## WHAT YOU HAVE TO DO
What is the number of lines containing "went"? Give only that number.

------------

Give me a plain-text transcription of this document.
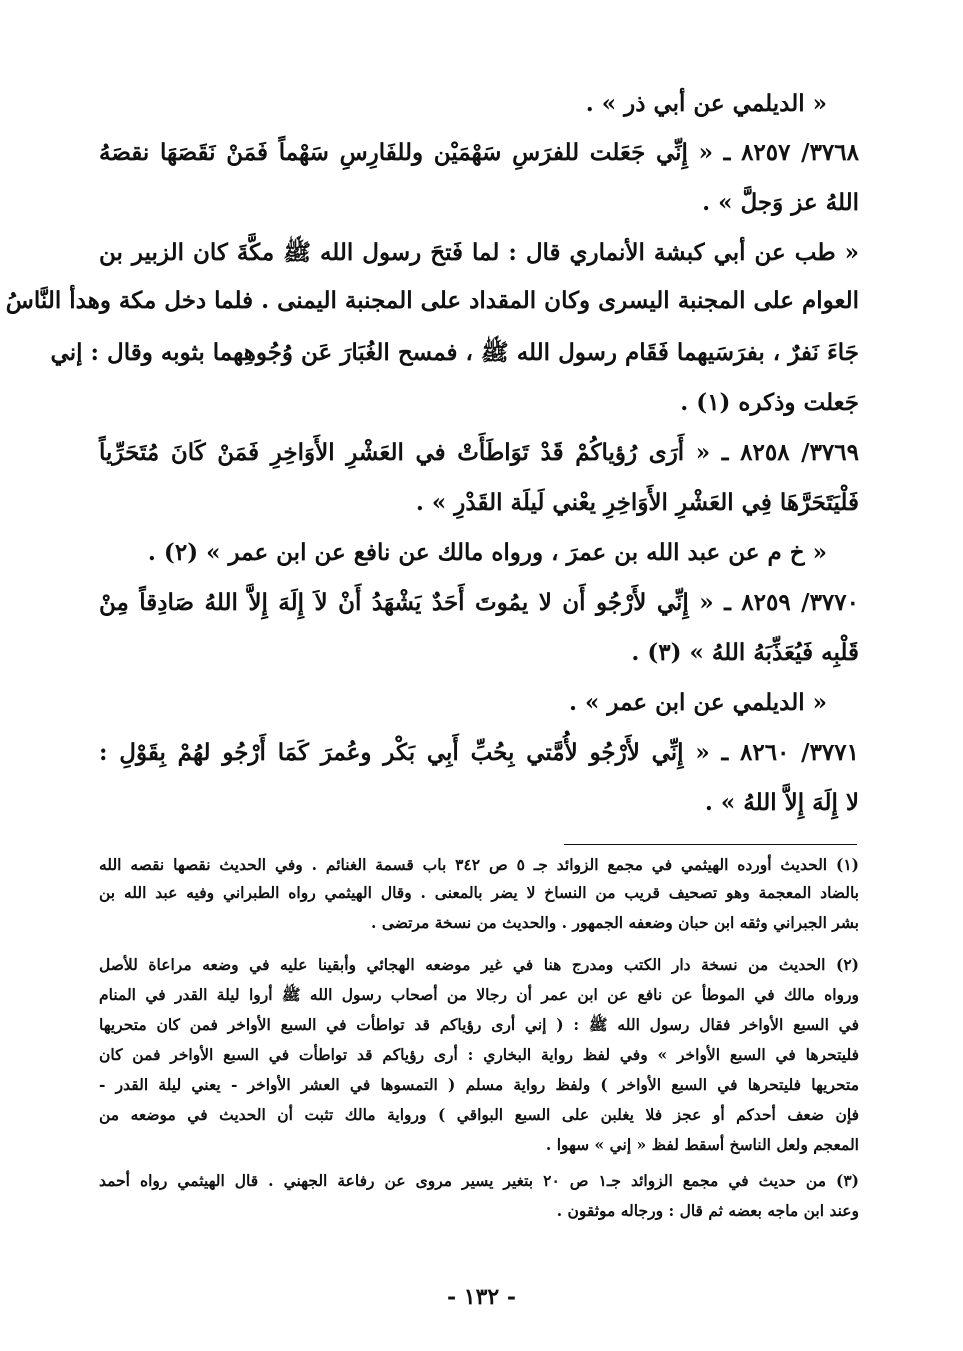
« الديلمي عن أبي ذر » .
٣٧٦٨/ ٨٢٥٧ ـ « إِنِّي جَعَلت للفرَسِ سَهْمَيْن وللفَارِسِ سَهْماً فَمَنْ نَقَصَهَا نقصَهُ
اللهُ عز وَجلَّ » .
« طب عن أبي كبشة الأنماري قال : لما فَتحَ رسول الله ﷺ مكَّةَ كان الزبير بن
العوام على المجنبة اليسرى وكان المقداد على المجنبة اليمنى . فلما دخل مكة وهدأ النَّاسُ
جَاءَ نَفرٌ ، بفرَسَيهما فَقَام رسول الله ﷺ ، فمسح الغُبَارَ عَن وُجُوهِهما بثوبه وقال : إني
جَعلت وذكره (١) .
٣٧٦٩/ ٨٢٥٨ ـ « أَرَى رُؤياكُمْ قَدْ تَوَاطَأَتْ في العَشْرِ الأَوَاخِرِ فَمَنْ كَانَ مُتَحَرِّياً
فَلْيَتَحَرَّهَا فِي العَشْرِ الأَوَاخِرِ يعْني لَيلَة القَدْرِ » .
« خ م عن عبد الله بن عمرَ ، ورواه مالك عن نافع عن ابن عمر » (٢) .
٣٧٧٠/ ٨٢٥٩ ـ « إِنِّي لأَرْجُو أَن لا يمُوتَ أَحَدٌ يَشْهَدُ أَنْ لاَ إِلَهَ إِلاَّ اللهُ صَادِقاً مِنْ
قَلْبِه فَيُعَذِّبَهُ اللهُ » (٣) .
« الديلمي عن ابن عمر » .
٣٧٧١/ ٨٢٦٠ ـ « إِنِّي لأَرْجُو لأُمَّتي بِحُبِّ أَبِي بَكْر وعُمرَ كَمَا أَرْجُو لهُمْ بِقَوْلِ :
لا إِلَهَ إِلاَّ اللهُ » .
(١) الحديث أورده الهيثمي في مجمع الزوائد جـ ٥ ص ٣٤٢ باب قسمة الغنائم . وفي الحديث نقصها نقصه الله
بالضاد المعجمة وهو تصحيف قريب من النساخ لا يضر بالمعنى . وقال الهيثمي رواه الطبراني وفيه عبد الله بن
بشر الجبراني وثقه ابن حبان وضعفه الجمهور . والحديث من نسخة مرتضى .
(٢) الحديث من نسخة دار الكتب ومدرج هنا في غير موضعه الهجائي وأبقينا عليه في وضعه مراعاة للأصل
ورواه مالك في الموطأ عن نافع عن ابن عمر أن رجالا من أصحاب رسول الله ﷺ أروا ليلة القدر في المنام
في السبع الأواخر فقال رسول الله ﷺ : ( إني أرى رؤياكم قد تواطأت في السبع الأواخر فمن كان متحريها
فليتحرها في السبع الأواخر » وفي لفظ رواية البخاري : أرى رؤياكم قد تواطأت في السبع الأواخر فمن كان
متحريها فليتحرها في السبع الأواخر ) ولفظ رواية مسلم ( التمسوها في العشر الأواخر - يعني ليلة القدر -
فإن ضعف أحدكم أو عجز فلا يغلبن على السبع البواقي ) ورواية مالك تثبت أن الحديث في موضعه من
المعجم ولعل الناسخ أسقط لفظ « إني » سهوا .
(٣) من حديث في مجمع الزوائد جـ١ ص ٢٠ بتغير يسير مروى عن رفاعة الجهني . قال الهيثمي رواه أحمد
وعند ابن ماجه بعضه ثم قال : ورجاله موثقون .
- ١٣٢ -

------------

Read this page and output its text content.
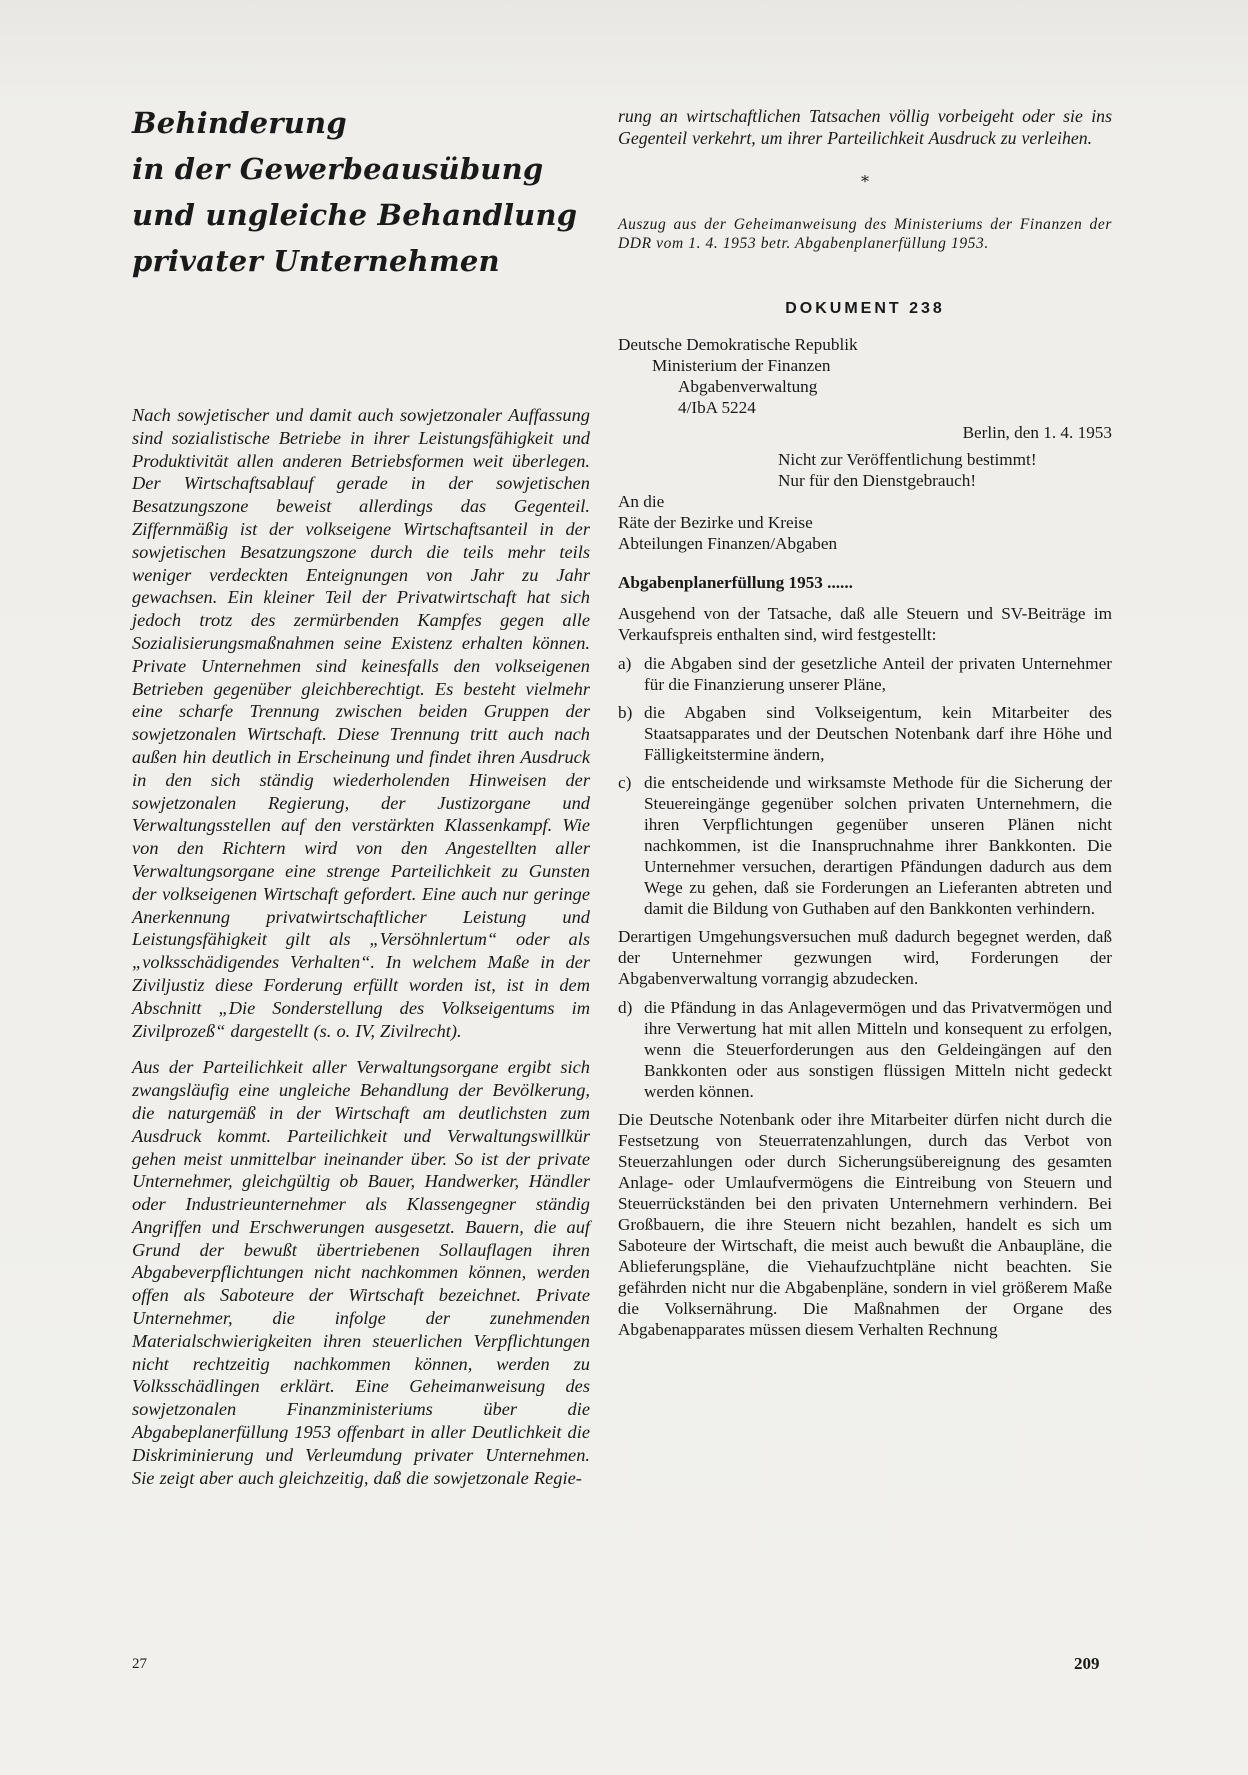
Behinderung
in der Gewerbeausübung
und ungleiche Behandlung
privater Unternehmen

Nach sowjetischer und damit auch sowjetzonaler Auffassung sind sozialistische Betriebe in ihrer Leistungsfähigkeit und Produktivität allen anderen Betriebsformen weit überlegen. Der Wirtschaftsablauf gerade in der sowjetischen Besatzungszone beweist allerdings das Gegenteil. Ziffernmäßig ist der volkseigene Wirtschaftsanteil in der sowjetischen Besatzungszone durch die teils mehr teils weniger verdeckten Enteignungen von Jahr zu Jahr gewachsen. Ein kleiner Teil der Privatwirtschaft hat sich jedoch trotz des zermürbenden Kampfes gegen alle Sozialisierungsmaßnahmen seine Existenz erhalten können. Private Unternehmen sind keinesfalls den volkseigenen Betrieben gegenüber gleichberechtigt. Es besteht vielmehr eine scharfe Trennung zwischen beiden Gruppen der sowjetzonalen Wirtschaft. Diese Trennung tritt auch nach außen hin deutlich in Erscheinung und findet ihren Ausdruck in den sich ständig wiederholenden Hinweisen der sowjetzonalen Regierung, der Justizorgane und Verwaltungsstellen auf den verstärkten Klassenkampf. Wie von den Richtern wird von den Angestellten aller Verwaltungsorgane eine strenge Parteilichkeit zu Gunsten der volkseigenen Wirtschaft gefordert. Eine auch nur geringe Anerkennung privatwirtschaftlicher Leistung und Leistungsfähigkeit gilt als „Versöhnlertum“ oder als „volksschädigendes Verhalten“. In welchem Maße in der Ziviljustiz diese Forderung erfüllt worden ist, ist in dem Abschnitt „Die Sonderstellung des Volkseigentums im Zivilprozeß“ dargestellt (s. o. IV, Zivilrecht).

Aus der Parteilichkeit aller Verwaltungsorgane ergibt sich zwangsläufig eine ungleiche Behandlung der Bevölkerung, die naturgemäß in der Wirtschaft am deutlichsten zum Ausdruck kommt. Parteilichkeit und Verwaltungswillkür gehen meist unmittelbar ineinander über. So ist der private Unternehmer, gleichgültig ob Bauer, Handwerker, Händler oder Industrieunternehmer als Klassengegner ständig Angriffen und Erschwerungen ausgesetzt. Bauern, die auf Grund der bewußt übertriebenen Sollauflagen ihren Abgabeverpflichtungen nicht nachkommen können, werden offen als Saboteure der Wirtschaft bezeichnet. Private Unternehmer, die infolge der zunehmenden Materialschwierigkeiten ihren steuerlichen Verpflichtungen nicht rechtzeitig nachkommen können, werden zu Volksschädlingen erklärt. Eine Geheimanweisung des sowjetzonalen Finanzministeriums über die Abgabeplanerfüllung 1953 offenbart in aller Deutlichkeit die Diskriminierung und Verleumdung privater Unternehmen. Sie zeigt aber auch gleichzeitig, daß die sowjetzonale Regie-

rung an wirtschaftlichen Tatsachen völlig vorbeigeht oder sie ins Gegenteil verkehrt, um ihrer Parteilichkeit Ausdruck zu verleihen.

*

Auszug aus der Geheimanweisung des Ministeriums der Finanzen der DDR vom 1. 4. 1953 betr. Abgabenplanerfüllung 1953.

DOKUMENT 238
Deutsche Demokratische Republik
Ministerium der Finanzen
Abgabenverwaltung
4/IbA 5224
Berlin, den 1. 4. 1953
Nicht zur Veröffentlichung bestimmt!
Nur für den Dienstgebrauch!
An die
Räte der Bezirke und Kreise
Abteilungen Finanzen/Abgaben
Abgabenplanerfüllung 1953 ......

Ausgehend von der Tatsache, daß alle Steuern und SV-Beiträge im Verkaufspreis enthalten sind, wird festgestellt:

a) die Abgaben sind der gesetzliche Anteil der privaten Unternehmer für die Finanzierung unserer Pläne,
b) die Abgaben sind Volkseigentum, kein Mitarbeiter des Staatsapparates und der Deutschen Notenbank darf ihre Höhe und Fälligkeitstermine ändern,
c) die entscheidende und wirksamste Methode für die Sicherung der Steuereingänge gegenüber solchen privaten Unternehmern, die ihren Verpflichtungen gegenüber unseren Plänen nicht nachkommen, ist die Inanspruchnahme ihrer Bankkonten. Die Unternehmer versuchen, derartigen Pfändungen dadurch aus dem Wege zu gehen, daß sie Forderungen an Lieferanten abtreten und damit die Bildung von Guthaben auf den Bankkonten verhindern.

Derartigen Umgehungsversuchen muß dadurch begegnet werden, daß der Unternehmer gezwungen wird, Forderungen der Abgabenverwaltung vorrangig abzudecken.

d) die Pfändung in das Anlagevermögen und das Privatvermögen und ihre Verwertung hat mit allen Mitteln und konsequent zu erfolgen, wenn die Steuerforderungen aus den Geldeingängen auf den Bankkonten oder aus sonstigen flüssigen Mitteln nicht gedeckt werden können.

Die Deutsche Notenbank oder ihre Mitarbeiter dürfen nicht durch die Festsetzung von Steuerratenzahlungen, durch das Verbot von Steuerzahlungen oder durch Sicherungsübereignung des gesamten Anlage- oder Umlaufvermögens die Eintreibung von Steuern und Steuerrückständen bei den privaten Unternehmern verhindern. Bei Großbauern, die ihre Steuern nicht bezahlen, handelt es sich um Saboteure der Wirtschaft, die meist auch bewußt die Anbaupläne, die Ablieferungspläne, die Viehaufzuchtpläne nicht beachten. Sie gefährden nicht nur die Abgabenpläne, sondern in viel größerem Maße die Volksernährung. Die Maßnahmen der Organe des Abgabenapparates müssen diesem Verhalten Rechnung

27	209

------------

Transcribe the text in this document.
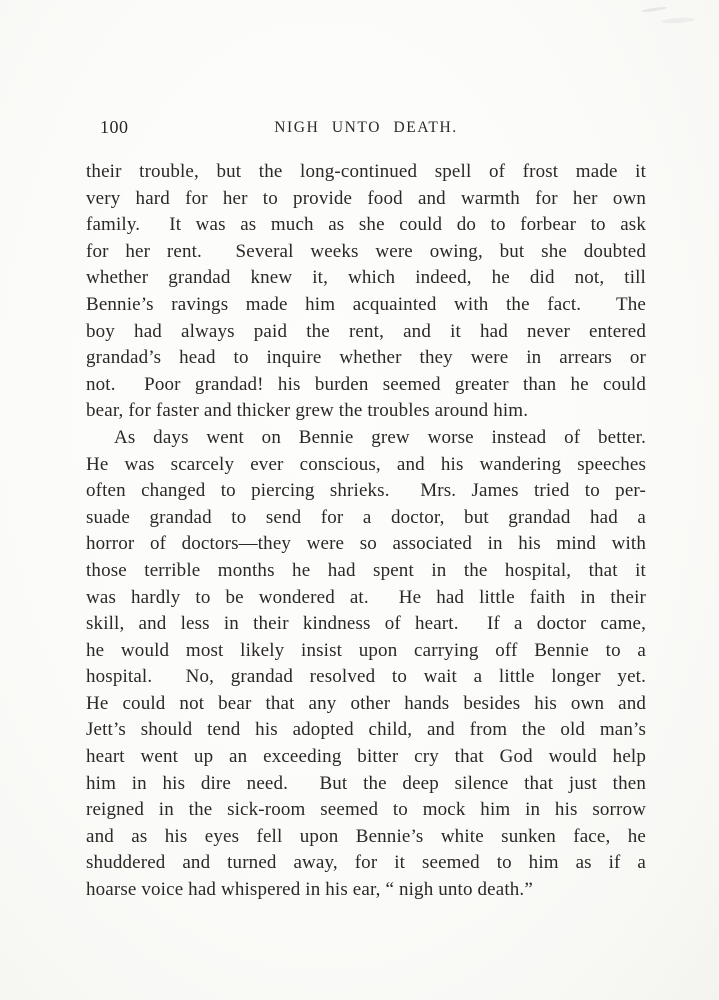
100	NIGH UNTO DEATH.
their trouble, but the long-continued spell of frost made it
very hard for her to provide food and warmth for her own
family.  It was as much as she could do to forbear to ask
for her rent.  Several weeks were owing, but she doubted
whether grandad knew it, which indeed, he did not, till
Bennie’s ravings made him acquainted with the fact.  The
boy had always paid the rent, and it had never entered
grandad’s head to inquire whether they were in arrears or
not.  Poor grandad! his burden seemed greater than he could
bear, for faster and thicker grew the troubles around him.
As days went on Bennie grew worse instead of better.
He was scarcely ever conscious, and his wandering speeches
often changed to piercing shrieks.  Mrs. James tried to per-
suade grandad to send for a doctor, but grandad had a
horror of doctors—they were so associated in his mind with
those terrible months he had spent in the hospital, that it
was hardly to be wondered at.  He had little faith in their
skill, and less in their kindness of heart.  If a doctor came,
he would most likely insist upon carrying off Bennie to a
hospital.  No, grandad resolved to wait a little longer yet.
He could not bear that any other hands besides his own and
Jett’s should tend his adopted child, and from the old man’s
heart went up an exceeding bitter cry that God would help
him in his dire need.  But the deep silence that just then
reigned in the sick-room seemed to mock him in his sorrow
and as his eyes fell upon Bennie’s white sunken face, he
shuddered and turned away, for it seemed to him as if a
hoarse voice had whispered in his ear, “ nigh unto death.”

------------

## RESPONSE BELOW
2